OBJECTIVE
Reproduce all of the material exactly as shown.

INPUT
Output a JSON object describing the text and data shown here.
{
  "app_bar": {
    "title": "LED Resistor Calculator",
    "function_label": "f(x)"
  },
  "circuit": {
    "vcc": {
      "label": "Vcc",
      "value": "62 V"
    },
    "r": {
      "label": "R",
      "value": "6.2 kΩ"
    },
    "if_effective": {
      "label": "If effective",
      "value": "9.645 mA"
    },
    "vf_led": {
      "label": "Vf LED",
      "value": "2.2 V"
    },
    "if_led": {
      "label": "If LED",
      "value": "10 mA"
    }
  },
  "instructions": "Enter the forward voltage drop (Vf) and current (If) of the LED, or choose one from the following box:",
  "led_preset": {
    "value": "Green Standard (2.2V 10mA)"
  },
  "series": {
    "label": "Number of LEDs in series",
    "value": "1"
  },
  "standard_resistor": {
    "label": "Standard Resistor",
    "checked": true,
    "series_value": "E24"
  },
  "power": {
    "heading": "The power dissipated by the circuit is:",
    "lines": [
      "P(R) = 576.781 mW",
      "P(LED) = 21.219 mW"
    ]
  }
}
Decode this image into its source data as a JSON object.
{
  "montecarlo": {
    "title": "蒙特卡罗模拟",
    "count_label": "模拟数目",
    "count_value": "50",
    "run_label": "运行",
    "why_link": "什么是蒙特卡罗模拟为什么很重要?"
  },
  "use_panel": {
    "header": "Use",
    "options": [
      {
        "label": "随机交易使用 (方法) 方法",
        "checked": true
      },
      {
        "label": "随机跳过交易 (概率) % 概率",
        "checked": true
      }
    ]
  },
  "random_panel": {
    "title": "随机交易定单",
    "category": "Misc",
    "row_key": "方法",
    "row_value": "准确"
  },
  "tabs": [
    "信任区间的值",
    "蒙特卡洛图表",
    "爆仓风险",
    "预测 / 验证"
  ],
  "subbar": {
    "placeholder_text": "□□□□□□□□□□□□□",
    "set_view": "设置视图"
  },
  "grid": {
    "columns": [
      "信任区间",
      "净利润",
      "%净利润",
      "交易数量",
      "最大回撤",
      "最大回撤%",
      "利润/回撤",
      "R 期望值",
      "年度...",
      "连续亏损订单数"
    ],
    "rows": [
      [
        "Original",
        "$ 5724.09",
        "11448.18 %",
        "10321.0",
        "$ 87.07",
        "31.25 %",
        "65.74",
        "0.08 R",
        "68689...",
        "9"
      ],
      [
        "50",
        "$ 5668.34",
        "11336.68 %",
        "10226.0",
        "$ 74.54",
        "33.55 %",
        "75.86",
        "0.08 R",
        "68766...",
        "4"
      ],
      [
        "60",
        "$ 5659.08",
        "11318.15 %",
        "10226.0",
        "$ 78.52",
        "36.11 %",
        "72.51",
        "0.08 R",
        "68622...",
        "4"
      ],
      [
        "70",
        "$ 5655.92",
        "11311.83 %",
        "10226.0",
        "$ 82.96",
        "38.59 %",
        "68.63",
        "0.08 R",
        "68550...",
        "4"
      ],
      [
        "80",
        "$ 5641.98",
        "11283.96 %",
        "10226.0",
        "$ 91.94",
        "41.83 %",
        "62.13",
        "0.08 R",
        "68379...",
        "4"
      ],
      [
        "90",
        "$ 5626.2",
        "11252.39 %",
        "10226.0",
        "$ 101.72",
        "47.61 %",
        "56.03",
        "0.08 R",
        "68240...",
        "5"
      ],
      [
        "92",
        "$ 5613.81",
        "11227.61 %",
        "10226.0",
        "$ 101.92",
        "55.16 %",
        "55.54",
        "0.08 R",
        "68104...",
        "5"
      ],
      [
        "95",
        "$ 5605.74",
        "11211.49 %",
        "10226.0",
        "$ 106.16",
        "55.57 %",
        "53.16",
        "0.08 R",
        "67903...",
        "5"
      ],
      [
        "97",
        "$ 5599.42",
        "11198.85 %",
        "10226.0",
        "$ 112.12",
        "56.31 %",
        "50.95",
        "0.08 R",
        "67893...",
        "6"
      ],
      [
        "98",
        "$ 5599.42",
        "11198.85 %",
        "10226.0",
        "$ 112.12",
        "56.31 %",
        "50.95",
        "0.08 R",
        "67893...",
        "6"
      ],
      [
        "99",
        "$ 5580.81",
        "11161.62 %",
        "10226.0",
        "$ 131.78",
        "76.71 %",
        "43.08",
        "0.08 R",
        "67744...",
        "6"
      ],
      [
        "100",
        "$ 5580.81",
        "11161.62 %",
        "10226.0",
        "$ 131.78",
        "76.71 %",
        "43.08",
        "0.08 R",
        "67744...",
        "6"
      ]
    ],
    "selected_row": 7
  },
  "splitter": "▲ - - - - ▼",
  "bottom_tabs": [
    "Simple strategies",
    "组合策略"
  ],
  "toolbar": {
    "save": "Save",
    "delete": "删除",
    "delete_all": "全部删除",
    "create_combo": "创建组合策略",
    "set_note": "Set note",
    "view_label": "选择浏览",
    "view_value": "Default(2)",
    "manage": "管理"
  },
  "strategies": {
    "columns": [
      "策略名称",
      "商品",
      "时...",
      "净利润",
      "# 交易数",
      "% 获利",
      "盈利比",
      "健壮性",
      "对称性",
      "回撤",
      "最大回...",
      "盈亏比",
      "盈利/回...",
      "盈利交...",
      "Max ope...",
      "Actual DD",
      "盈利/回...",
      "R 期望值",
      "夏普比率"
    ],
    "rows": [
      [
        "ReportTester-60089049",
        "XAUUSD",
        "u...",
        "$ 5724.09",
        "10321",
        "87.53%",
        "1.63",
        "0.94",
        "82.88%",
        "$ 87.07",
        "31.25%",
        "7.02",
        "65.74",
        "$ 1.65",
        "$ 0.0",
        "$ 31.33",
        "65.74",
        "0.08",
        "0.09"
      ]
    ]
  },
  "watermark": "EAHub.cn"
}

WORKED ANSWER
Output a JSON object describing the text and data shown here.
{
  "app_bar": {
    "title": "LED Resistor Calculator",
    "function_label": "f(x)"
  },
  "circuit": {
    "vcc": {
      "label": "Vcc",
      "value": "62 V"
    },
    "r": {
      "label": "R",
      "value": "6.2 kΩ"
    },
    "if_effective": {
      "label": "If effective",
      "value": "9.645 mA"
    },
    "vf_led": {
      "label": "Vf LED",
      "value": "2.2 V"
    },
    "if_led": {
      "label": "If LED",
      "value": "10 mA"
    }
  },
  "instructions": "Enter the forward voltage drop (Vf) and current (If) of the LED, or choose one from the following box:",
  "led_preset": {
    "value": "Green Standard (2.2V 10mA)"
  },
  "series": {
    "label": "Number of LEDs in series",
    "value": "1"
  },
  "standard_resistor": {
    "label": "Standard Resistor",
    "checked": true,
    "series_value": "E24"
  },
  "power": {
    "heading": "The power dissipated by the circuit is:",
    "lines": [
      "P(R) = 576.781 mW",
      "P(LED) = 21.219 mW"
    ]
  }
}
Decode this image into its source data as a JSON object.
{
  "montecarlo": {
    "title": "蒙特卡罗模拟",
    "count_label": "模拟数目",
    "count_value": "50",
    "run_label": "运行",
    "why_link": "什么是蒙特卡罗模拟为什么很重要?"
  },
  "use_panel": {
    "header": "Use",
    "options": [
      {
        "label": "随机交易使用 (方法) 方法",
        "checked": true
      },
      {
        "label": "随机跳过交易 (概率) % 概率",
        "checked": true
      }
    ]
  },
  "random_panel": {
    "title": "随机交易定单",
    "category": "Misc",
    "row_key": "方法",
    "row_value": "准确"
  },
  "tabs": [
    "信任区间的值",
    "蒙特卡洛图表",
    "爆仓风险",
    "预测 / 验证"
  ],
  "subbar": {
    "placeholder_text": "□□□□□□□□□□□□□",
    "set_view": "设置视图"
  },
  "grid": {
    "columns": [
      "信任区间",
      "净利润",
      "%净利润",
      "交易数量",
      "最大回撤",
      "最大回撤%",
      "利润/回撤",
      "R 期望值",
      "年度...",
      "连续亏损订单数"
    ],
    "rows": [
      [
        "Original",
        "$ 5724.09",
        "11448.18 %",
        "10321.0",
        "$ 87.07",
        "31.25 %",
        "65.74",
        "0.08 R",
        "68689...",
        "9"
      ],
      [
        "50",
        "$ 5668.34",
        "11336.68 %",
        "10226.0",
        "$ 74.54",
        "33.55 %",
        "75.86",
        "0.08 R",
        "68766...",
        "4"
      ],
      [
        "60",
        "$ 5659.08",
        "11318.15 %",
        "10226.0",
        "$ 78.52",
        "36.11 %",
        "72.51",
        "0.08 R",
        "68622...",
        "4"
      ],
      [
        "70",
        "$ 5655.92",
        "11311.83 %",
        "10226.0",
        "$ 82.96",
        "38.59 %",
        "68.63",
        "0.08 R",
        "68550...",
        "4"
      ],
      [
        "80",
        "$ 5641.98",
        "11283.96 %",
        "10226.0",
        "$ 91.94",
        "41.83 %",
        "62.13",
        "0.08 R",
        "68379...",
        "4"
      ],
      [
        "90",
        "$ 5626.2",
        "11252.39 %",
        "10226.0",
        "$ 101.72",
        "47.61 %",
        "56.03",
        "0.08 R",
        "68240...",
        "5"
      ],
      [
        "92",
        "$ 5613.81",
        "11227.61 %",
        "10226.0",
        "$ 101.92",
        "55.16 %",
        "55.54",
        "0.08 R",
        "68104...",
        "5"
      ],
      [
        "95",
        "$ 5605.74",
        "11211.49 %",
        "10226.0",
        "$ 106.16",
        "55.57 %",
        "53.16",
        "0.08 R",
        "67903...",
        "5"
      ],
      [
        "97",
        "$ 5599.42",
        "11198.85 %",
        "10226.0",
        "$ 112.12",
        "56.31 %",
        "50.95",
        "0.08 R",
        "67893...",
        "6"
      ],
      [
        "98",
        "$ 5599.42",
        "11198.85 %",
        "10226.0",
        "$ 112.12",
        "56.31 %",
        "50.95",
        "0.08 R",
        "67893...",
        "6"
      ],
      [
        "99",
        "$ 5580.81",
        "11161.62 %",
        "10226.0",
        "$ 131.78",
        "76.71 %",
        "43.08",
        "0.08 R",
        "67744...",
        "6"
      ],
      [
        "100",
        "$ 5580.81",
        "11161.62 %",
        "10226.0",
        "$ 131.78",
        "76.71 %",
        "43.08",
        "0.08 R",
        "67744...",
        "6"
      ]
    ],
    "selected_row": 7
  },
  "splitter": "▲ - - - - ▼",
  "bottom_tabs": [
    "Simple strategies",
    "组合策略"
  ],
  "toolbar": {
    "save": "Save",
    "delete": "删除",
    "delete_all": "全部删除",
    "create_combo": "创建组合策略",
    "set_note": "Set note",
    "view_label": "选择浏览",
    "view_value": "Default(2)",
    "manage": "管理"
  },
  "strategies": {
    "columns": [
      "策略名称",
      "商品",
      "时...",
      "净利润",
      "# 交易数",
      "% 获利",
      "盈利比",
      "健壮性",
      "对称性",
      "回撤",
      "最大回...",
      "盈亏比",
      "盈利/回...",
      "盈利交...",
      "Max ope...",
      "Actual DD",
      "盈利/回...",
      "R 期望值",
      "夏普比率"
    ],
    "rows": [
      [
        "ReportTester-60089049",
        "XAUUSD",
        "u...",
        "$ 5724.09",
        "10321",
        "87.53%",
        "1.63",
        "0.94",
        "82.88%",
        "$ 87.07",
        "31.25%",
        "7.02",
        "65.74",
        "$ 1.65",
        "$ 0.0",
        "$ 31.33",
        "65.74",
        "0.08",
        "0.09"
      ]
    ]
  },
  "watermark": "EAHub.cn"
}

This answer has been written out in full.